__Data shown__.
________________________________________

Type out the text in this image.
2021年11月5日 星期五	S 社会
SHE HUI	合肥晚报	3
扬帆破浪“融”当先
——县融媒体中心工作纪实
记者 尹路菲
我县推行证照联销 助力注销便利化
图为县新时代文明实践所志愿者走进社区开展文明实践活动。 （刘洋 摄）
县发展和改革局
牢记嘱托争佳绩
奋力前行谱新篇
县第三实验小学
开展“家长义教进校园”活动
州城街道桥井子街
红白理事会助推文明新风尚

________________________________________

__Exercise goal__. Each record above should be repeated exactly as it appears.

__Task solution__.
Type out the text in this image.
2021年11月5日 星期五	S 社会
SHE HUI	合肥晚报	3
扬帆破浪“融”当先
——县融媒体中心工作纪实
记者 尹路菲
我县推行证照联销 助力注销便利化
图为县新时代文明实践所志愿者走进社区开展文明实践活动。 （刘洋 摄）
县发展和改革局
牢记嘱托争佳绩
奋力前行谱新篇
县第三实验小学
开展“家长义教进校园”活动
州城街道桥井子街
红白理事会助推文明新风尚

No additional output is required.